[Stored records]
---------------

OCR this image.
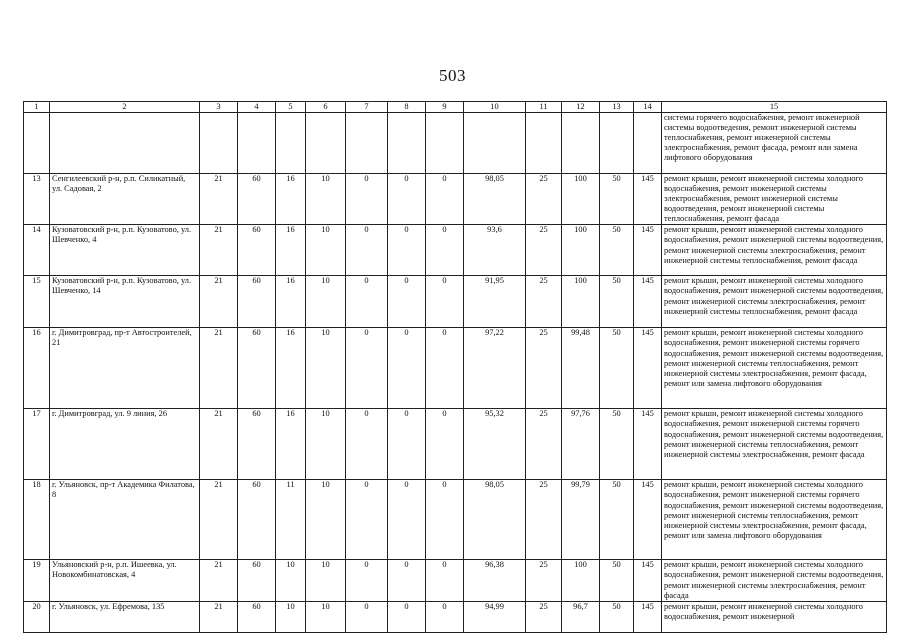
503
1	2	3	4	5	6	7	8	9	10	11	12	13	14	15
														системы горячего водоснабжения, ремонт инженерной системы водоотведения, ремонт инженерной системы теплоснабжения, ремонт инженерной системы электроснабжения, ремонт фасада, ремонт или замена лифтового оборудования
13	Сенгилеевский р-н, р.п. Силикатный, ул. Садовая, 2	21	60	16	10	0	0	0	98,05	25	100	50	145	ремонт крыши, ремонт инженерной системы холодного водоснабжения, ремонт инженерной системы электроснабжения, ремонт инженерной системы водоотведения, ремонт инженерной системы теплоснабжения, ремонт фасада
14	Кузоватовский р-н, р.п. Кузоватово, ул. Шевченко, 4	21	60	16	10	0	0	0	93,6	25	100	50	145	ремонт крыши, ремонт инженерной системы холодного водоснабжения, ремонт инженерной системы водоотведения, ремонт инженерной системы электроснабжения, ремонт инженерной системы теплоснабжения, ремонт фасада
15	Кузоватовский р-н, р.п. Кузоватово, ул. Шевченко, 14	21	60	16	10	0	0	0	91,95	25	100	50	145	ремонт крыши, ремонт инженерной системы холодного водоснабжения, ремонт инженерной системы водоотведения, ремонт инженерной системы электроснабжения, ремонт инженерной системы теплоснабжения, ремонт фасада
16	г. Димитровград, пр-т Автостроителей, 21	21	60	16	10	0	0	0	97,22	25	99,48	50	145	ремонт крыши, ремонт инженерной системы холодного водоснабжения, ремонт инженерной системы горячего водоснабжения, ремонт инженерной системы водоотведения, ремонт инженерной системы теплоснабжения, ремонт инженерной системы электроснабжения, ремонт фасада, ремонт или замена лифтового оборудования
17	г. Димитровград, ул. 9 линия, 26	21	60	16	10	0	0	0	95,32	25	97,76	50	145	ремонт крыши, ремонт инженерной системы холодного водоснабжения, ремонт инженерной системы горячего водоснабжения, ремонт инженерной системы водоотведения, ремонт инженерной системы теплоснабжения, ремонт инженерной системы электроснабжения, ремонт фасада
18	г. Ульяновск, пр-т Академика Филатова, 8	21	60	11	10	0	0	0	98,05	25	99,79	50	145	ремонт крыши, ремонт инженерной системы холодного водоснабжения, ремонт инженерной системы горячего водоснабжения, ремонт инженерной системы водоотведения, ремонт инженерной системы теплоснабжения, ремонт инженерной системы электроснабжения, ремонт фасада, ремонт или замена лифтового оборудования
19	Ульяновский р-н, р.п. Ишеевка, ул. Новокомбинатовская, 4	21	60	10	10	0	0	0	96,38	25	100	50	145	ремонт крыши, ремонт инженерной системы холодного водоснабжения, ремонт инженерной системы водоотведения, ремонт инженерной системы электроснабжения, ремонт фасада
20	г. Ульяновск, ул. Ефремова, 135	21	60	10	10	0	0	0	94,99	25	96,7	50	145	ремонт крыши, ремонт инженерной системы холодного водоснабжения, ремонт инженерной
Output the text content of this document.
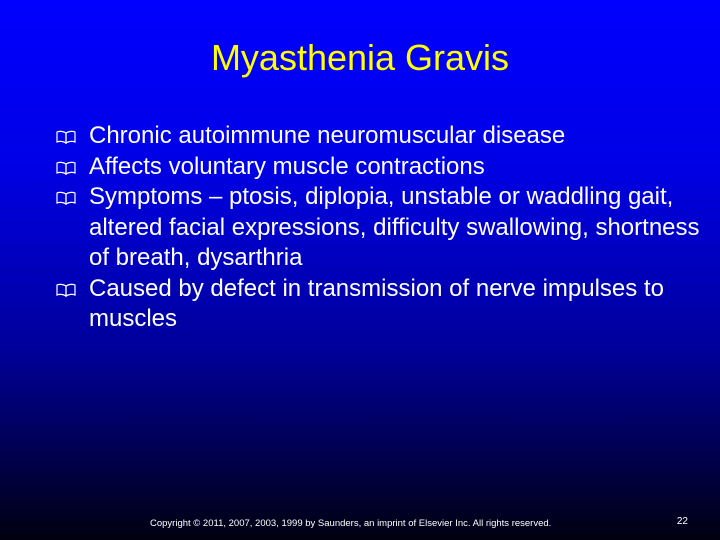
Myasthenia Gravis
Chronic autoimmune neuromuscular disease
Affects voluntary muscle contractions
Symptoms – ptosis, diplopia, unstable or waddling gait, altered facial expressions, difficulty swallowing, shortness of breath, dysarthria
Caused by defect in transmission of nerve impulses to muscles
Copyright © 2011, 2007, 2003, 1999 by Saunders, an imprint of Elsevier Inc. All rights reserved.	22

---------------

Extract every line containing the string "this" from the data above.

OCR this image.
Output the text content of this document.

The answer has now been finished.